* **Exercise requirements**
Every record must be repeated exactly, with no omission.

---------------

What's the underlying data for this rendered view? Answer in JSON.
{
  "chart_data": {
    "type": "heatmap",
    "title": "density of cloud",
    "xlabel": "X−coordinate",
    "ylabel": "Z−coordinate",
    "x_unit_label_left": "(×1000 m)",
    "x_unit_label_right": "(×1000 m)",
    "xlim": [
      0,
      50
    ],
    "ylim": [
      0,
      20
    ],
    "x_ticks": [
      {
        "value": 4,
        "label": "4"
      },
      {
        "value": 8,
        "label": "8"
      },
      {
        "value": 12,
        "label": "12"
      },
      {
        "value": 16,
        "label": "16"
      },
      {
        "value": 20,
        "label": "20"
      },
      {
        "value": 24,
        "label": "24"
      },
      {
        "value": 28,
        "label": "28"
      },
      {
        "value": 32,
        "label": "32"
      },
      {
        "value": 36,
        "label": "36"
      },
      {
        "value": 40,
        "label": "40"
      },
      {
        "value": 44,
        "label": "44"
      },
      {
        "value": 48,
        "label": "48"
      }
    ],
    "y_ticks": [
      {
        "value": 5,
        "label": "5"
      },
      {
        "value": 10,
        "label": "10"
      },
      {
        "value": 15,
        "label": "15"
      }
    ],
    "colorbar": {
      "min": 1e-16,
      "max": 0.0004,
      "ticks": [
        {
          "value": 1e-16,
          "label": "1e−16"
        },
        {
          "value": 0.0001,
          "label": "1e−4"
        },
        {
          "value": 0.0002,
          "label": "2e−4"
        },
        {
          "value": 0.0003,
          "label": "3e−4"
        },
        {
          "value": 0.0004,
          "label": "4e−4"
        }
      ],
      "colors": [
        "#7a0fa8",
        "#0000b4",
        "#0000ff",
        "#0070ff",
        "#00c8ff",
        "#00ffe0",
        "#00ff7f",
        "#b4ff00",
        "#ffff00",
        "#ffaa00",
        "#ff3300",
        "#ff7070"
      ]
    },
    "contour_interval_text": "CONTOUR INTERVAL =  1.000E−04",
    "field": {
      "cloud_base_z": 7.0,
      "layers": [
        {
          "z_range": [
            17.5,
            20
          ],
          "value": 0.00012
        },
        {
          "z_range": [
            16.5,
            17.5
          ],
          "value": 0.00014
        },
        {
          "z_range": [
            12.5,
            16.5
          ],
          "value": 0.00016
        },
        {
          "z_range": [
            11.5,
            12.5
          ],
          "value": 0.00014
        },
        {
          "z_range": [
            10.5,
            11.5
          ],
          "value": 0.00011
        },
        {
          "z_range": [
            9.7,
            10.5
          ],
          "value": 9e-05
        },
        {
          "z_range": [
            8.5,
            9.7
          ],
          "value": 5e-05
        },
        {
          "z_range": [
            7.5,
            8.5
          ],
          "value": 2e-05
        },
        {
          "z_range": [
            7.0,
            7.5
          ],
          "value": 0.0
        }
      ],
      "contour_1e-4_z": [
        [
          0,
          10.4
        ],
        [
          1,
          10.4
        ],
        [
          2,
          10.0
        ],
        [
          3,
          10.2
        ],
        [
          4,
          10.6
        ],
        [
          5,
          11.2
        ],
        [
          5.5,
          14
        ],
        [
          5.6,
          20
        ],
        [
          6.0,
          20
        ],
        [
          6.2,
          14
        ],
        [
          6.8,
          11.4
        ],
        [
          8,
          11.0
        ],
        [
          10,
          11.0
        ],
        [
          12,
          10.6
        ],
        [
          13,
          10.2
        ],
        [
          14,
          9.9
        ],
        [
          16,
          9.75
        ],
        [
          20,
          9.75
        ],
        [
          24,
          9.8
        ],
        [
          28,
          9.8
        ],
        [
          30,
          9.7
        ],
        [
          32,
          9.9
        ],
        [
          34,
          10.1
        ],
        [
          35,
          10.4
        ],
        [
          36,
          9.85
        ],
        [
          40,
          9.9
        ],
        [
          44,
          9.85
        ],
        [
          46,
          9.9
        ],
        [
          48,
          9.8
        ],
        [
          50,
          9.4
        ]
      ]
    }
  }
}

---------------

* **Answer below**
What's the underlying data for this rendered view? Answer in JSON.
{
  "chart_data": {
    "type": "heatmap",
    "title": "density of cloud",
    "xlabel": "X−coordinate",
    "ylabel": "Z−coordinate",
    "x_unit_label_left": "(×1000 m)",
    "x_unit_label_right": "(×1000 m)",
    "xlim": [
      0,
      50
    ],
    "ylim": [
      0,
      20
    ],
    "x_ticks": [
      {
        "value": 4,
        "label": "4"
      },
      {
        "value": 8,
        "label": "8"
      },
      {
        "value": 12,
        "label": "12"
      },
      {
        "value": 16,
        "label": "16"
      },
      {
        "value": 20,
        "label": "20"
      },
      {
        "value": 24,
        "label": "24"
      },
      {
        "value": 28,
        "label": "28"
      },
      {
        "value": 32,
        "label": "32"
      },
      {
        "value": 36,
        "label": "36"
      },
      {
        "value": 40,
        "label": "40"
      },
      {
        "value": 44,
        "label": "44"
      },
      {
        "value": 48,
        "label": "48"
      }
    ],
    "y_ticks": [
      {
        "value": 5,
        "label": "5"
      },
      {
        "value": 10,
        "label": "10"
      },
      {
        "value": 15,
        "label": "15"
      }
    ],
    "colorbar": {
      "min": 1e-16,
      "max": 0.0004,
      "ticks": [
        {
          "value": 1e-16,
          "label": "1e−16"
        },
        {
          "value": 0.0001,
          "label": "1e−4"
        },
        {
          "value": 0.0002,
          "label": "2e−4"
        },
        {
          "value": 0.0003,
          "label": "3e−4"
        },
        {
          "value": 0.0004,
          "label": "4e−4"
        }
      ],
      "colors": [
        "#7a0fa8",
        "#0000b4",
        "#0000ff",
        "#0070ff",
        "#00c8ff",
        "#00ffe0",
        "#00ff7f",
        "#b4ff00",
        "#ffff00",
        "#ffaa00",
        "#ff3300",
        "#ff7070"
      ]
    },
    "contour_interval_text": "CONTOUR INTERVAL =  1.000E−04",
    "field": {
      "cloud_base_z": 7.0,
      "layers": [
        {
          "z_range": [
            17.5,
            20
          ],
          "value": 0.00012
        },
        {
          "z_range": [
            16.5,
            17.5
          ],
          "value": 0.00014
        },
        {
          "z_range": [
            12.5,
            16.5
          ],
          "value": 0.00016
        },
        {
          "z_range": [
            11.5,
            12.5
          ],
          "value": 0.00014
        },
        {
          "z_range": [
            10.5,
            11.5
          ],
          "value": 0.00011
        },
        {
          "z_range": [
            9.7,
            10.5
          ],
          "value": 9e-05
        },
        {
          "z_range": [
            8.5,
            9.7
          ],
          "value": 5e-05
        },
        {
          "z_range": [
            7.5,
            8.5
          ],
          "value": 2e-05
        },
        {
          "z_range": [
            7.0,
            7.5
          ],
          "value": 0.0
        }
      ],
      "contour_1e-4_z": [
        [
          0,
          10.4
        ],
        [
          1,
          10.4
        ],
        [
          2,
          10.0
        ],
        [
          3,
          10.2
        ],
        [
          4,
          10.6
        ],
        [
          5,
          11.2
        ],
        [
          5.5,
          14
        ],
        [
          5.6,
          20
        ],
        [
          6.0,
          20
        ],
        [
          6.2,
          14
        ],
        [
          6.8,
          11.4
        ],
        [
          8,
          11.0
        ],
        [
          10,
          11.0
        ],
        [
          12,
          10.6
        ],
        [
          13,
          10.2
        ],
        [
          14,
          9.9
        ],
        [
          16,
          9.75
        ],
        [
          20,
          9.75
        ],
        [
          24,
          9.8
        ],
        [
          28,
          9.8
        ],
        [
          30,
          9.7
        ],
        [
          32,
          9.9
        ],
        [
          34,
          10.1
        ],
        [
          35,
          10.4
        ],
        [
          36,
          9.85
        ],
        [
          40,
          9.9
        ],
        [
          44,
          9.85
        ],
        [
          46,
          9.9
        ],
        [
          48,
          9.8
        ],
        [
          50,
          9.4
        ]
      ]
    }
  }
}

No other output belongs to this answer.